* THE TASK
Return each line of the material verbatim.

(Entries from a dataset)

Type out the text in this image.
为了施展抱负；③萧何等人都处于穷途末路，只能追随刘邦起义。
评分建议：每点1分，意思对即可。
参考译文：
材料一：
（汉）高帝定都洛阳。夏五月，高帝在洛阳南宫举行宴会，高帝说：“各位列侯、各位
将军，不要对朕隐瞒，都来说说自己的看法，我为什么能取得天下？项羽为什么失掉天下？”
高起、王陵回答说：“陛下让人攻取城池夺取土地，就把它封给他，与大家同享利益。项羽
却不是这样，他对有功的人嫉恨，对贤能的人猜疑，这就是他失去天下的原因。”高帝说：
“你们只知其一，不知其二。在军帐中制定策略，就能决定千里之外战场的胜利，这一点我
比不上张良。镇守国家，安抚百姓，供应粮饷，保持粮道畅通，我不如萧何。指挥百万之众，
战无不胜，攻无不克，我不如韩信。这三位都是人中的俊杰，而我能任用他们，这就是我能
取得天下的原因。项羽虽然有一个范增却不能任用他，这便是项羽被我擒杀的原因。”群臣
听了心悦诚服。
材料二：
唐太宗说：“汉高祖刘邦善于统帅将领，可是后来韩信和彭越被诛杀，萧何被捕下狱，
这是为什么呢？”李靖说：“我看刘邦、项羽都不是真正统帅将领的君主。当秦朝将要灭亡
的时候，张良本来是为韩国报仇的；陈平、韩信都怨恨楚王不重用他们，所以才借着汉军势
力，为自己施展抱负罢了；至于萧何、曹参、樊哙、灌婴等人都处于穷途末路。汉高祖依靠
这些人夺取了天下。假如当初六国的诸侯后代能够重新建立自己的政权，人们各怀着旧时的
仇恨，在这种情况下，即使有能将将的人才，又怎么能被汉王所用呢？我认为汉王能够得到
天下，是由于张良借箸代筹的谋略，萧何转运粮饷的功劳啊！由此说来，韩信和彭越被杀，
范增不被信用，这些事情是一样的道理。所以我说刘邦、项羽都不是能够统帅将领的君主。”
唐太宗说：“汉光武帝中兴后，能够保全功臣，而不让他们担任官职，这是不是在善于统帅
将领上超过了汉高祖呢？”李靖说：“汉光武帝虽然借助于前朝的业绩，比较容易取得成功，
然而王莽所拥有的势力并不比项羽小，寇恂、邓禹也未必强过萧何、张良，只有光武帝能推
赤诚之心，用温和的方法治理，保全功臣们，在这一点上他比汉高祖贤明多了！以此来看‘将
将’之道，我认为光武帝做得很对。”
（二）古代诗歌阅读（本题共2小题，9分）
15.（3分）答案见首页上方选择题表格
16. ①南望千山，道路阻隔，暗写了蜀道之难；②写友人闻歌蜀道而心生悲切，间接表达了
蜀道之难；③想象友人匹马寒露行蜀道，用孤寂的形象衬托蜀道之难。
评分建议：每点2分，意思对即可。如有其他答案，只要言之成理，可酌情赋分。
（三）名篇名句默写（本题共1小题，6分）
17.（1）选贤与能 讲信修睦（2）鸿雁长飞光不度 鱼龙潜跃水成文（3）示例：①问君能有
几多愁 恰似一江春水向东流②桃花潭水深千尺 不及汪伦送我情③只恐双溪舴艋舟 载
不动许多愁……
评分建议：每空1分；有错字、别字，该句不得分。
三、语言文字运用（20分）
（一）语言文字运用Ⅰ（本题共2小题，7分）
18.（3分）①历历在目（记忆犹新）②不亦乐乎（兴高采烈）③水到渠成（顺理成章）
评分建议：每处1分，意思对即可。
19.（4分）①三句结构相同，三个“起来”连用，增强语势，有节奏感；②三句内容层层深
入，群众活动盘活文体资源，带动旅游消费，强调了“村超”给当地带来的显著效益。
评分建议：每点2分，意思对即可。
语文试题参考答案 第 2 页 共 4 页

* THE COMPLETED TASK
Type out the text in this image.
为了施展抱负；③萧何等人都处于穷途末路，只能追随刘邦起义。
评分建议：每点1分，意思对即可。
参考译文：
材料一：
（汉）高帝定都洛阳。夏五月，高帝在洛阳南宫举行宴会，高帝说：“各位列侯、各位
将军，不要对朕隐瞒，都来说说自己的看法，我为什么能取得天下？项羽为什么失掉天下？”
高起、王陵回答说：“陛下让人攻取城池夺取土地，就把它封给他，与大家同享利益。项羽
却不是这样，他对有功的人嫉恨，对贤能的人猜疑，这就是他失去天下的原因。”高帝说：
“你们只知其一，不知其二。在军帐中制定策略，就能决定千里之外战场的胜利，这一点我
比不上张良。镇守国家，安抚百姓，供应粮饷，保持粮道畅通，我不如萧何。指挥百万之众，
战无不胜，攻无不克，我不如韩信。这三位都是人中的俊杰，而我能任用他们，这就是我能
取得天下的原因。项羽虽然有一个范增却不能任用他，这便是项羽被我擒杀的原因。”群臣
听了心悦诚服。
材料二：
唐太宗说：“汉高祖刘邦善于统帅将领，可是后来韩信和彭越被诛杀，萧何被捕下狱，
这是为什么呢？”李靖说：“我看刘邦、项羽都不是真正统帅将领的君主。当秦朝将要灭亡
的时候，张良本来是为韩国报仇的；陈平、韩信都怨恨楚王不重用他们，所以才借着汉军势
力，为自己施展抱负罢了；至于萧何、曹参、樊哙、灌婴等人都处于穷途末路。汉高祖依靠
这些人夺取了天下。假如当初六国的诸侯后代能够重新建立自己的政权，人们各怀着旧时的
仇恨，在这种情况下，即使有能将将的人才，又怎么能被汉王所用呢？我认为汉王能够得到
天下，是由于张良借箸代筹的谋略，萧何转运粮饷的功劳啊！由此说来，韩信和彭越被杀，
范增不被信用，这些事情是一样的道理。所以我说刘邦、项羽都不是能够统帅将领的君主。”
唐太宗说：“汉光武帝中兴后，能够保全功臣，而不让他们担任官职，这是不是在善于统帅
将领上超过了汉高祖呢？”李靖说：“汉光武帝虽然借助于前朝的业绩，比较容易取得成功，
然而王莽所拥有的势力并不比项羽小，寇恂、邓禹也未必强过萧何、张良，只有光武帝能推
赤诚之心，用温和的方法治理，保全功臣们，在这一点上他比汉高祖贤明多了！以此来看‘将
将’之道，我认为光武帝做得很对。”
（二）古代诗歌阅读（本题共2小题，9分）
15.（3分）答案见首页上方选择题表格
16. ①南望千山，道路阻隔，暗写了蜀道之难；②写友人闻歌蜀道而心生悲切，间接表达了
蜀道之难；③想象友人匹马寒露行蜀道，用孤寂的形象衬托蜀道之难。
评分建议：每点2分，意思对即可。如有其他答案，只要言之成理，可酌情赋分。
（三）名篇名句默写（本题共1小题，6分）
17.（1）选贤与能 讲信修睦（2）鸿雁长飞光不度 鱼龙潜跃水成文（3）示例：①问君能有
几多愁 恰似一江春水向东流②桃花潭水深千尺 不及汪伦送我情③只恐双溪舴艋舟 载
不动许多愁……
评分建议：每空1分；有错字、别字，该句不得分。
三、语言文字运用（20分）
（一）语言文字运用Ⅰ（本题共2小题，7分）
18.（3分）①历历在目（记忆犹新）②不亦乐乎（兴高采烈）③水到渠成（顺理成章）
评分建议：每处1分，意思对即可。
19.（4分）①三句结构相同，三个“起来”连用，增强语势，有节奏感；②三句内容层层深
入，群众活动盘活文体资源，带动旅游消费，强调了“村超”给当地带来的显著效益。
评分建议：每点2分，意思对即可。
语文试题参考答案 第 2 页 共 4 页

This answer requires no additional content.